GIVEN REQUEST: Could you copy every line from the material below in which "content" appears?

RECORDS FOR THE TASK:
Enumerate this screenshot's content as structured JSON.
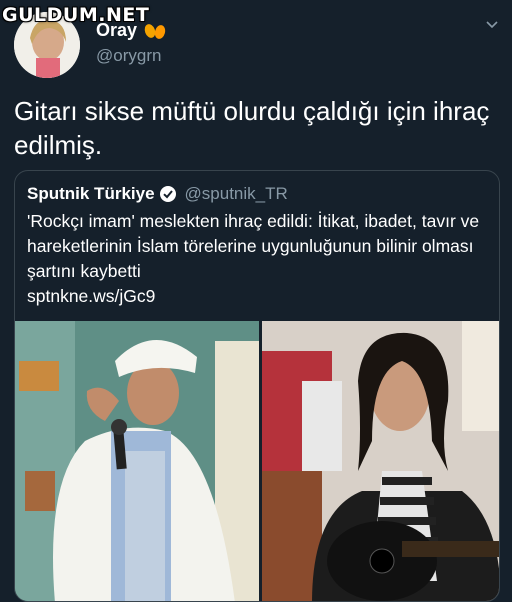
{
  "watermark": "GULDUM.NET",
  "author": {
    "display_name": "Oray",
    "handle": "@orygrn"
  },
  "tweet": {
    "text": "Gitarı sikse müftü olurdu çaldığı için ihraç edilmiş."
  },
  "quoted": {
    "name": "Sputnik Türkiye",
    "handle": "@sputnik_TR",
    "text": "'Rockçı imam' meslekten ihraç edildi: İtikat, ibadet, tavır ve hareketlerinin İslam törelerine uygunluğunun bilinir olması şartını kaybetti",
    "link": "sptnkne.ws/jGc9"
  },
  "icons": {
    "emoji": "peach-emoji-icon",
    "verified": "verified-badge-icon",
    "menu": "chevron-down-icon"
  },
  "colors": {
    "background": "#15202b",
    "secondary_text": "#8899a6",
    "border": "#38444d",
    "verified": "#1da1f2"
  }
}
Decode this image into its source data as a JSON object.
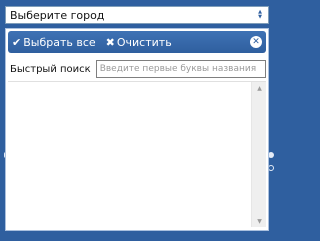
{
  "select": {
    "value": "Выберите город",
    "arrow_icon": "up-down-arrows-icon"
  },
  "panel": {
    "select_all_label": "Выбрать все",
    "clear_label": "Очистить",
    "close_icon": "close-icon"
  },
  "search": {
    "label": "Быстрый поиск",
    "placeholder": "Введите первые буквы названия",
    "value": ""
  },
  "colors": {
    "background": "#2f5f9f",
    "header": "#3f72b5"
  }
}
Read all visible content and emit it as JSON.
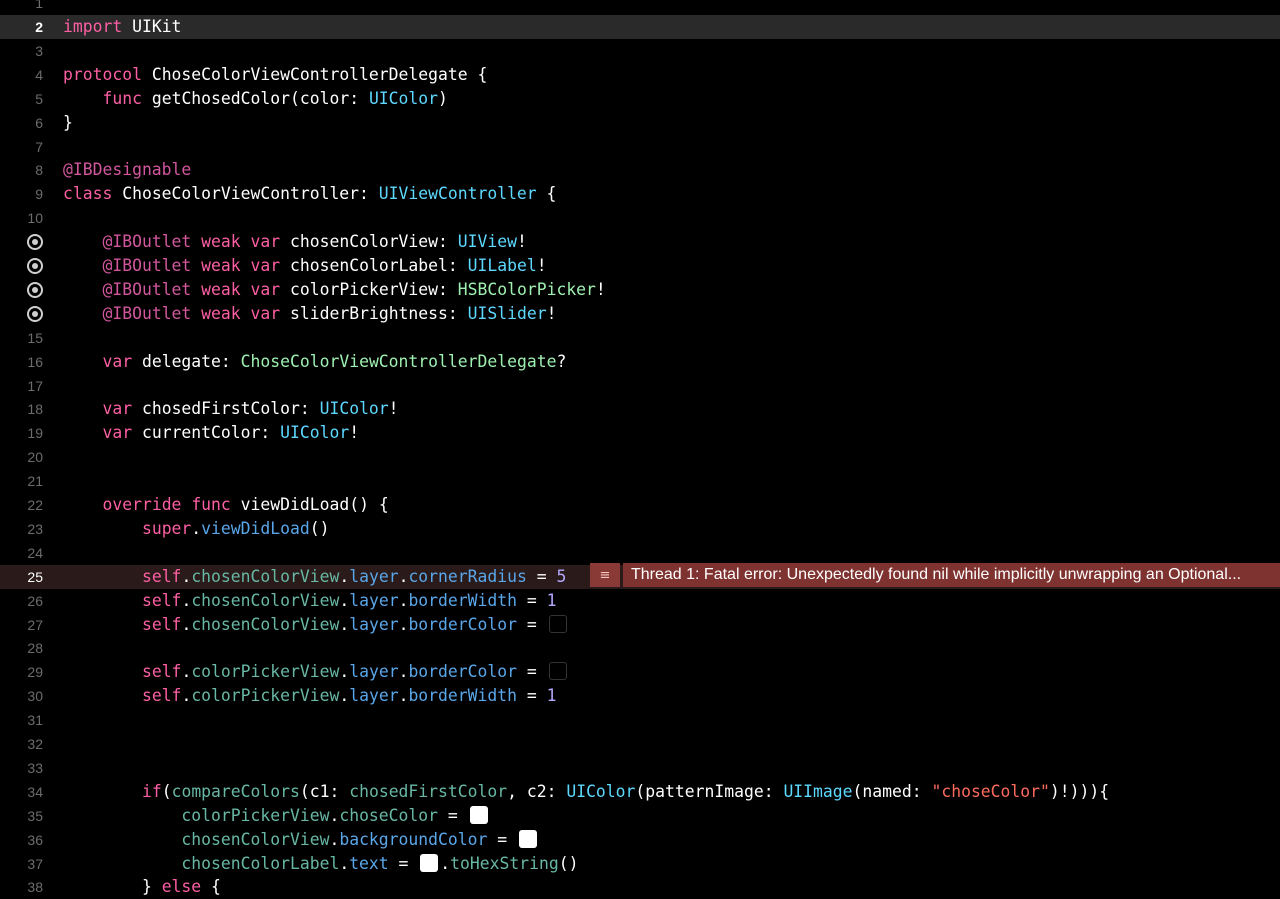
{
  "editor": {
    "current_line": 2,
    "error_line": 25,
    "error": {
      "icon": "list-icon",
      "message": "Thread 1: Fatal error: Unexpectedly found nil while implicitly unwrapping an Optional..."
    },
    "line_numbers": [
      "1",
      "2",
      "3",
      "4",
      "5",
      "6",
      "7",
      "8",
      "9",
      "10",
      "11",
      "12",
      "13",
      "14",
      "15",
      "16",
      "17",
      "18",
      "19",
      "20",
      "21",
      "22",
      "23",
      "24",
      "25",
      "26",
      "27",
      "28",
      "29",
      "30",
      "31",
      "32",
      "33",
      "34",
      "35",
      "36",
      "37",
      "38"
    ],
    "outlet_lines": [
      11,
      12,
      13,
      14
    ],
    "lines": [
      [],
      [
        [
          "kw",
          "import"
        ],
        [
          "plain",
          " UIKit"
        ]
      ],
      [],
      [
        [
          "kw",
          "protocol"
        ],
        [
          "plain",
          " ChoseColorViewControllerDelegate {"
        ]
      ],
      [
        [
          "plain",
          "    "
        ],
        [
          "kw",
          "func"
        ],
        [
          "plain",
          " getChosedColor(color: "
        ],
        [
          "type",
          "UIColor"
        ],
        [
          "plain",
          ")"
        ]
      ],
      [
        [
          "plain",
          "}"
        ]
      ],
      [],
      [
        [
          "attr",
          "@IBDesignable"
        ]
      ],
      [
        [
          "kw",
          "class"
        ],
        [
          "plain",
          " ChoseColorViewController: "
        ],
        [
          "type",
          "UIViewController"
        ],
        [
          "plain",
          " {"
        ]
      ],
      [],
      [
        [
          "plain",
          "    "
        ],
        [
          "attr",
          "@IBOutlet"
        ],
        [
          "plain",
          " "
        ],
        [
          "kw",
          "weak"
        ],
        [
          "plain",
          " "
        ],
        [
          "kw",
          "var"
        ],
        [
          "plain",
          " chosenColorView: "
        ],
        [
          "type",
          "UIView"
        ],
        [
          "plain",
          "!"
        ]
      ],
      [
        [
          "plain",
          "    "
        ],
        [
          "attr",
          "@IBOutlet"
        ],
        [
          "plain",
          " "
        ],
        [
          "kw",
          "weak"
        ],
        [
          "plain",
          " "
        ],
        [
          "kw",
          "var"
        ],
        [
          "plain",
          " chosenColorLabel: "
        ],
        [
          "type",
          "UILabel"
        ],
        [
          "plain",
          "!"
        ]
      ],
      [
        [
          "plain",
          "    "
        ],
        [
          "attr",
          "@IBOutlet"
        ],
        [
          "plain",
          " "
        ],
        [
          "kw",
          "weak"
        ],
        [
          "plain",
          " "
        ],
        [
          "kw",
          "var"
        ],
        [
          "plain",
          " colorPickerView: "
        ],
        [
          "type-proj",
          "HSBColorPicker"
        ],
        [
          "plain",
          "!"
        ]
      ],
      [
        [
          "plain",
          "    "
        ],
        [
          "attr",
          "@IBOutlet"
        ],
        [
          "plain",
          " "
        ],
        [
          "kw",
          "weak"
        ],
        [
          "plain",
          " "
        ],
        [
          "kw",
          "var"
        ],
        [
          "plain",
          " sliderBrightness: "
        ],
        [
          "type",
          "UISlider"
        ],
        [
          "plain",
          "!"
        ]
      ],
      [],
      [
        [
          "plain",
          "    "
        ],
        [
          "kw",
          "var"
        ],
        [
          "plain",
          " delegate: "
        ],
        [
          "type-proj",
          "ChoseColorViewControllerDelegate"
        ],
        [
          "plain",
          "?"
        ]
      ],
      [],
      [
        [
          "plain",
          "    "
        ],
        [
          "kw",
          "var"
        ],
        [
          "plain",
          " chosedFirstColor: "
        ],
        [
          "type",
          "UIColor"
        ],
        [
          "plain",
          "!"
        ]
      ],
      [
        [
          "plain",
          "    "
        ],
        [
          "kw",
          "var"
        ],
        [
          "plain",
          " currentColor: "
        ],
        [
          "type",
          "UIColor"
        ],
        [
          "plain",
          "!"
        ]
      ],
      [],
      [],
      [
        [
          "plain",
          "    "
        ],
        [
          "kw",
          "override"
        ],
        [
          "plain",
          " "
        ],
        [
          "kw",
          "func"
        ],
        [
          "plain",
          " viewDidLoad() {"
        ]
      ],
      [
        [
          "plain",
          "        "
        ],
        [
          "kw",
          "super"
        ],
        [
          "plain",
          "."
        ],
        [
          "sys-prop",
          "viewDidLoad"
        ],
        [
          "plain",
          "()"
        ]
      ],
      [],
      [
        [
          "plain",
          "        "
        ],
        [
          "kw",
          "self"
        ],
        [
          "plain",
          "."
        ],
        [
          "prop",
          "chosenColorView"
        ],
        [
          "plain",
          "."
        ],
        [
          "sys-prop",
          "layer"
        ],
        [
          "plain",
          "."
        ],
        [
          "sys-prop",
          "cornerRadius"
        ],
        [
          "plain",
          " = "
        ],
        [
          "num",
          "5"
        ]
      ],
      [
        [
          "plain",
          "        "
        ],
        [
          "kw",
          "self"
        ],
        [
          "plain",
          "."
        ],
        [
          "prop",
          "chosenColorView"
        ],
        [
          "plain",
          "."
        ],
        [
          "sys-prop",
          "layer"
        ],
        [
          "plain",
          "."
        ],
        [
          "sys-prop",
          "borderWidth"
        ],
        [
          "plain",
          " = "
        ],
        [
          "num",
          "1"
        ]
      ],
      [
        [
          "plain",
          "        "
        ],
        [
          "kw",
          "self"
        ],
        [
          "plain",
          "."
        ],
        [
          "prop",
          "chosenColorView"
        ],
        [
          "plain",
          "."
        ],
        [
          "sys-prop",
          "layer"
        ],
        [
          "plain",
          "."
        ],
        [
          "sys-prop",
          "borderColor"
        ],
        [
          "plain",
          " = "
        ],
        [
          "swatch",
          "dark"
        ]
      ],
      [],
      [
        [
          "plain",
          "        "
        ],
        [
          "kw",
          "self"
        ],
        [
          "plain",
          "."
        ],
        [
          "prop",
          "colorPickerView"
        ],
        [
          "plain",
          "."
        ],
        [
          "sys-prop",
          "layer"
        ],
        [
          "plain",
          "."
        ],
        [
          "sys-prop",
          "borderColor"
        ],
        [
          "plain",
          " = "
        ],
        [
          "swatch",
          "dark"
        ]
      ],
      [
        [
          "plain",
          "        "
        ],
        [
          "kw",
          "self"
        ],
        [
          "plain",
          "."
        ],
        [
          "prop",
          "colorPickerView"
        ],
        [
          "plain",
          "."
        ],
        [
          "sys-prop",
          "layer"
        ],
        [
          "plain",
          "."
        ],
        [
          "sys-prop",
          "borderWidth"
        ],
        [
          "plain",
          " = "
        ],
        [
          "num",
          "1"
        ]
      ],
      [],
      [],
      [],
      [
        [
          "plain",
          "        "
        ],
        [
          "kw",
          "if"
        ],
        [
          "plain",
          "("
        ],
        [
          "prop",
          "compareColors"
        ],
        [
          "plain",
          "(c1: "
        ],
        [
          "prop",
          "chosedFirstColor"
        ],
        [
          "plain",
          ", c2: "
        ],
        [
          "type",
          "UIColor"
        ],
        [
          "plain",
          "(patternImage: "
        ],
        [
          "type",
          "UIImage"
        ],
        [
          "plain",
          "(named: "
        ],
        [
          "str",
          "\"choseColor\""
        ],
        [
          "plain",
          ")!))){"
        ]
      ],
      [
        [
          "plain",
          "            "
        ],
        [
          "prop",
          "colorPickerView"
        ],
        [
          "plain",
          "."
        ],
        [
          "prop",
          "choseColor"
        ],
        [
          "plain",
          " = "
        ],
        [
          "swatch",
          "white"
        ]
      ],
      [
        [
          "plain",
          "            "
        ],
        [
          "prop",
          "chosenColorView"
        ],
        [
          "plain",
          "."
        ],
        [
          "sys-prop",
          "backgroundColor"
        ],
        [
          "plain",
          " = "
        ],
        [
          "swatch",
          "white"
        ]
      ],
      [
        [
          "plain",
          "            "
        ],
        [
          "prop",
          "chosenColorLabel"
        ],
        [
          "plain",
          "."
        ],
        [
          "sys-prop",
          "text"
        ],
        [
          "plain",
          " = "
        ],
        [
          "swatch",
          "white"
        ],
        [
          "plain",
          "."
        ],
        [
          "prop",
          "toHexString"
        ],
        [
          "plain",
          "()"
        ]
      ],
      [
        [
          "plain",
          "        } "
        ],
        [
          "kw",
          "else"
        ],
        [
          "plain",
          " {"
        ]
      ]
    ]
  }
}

RESPONSE FOR THIS EXERCISE:
Enumerate this screenshot's content as structured JSON.
Read all visible content and emit it as JSON.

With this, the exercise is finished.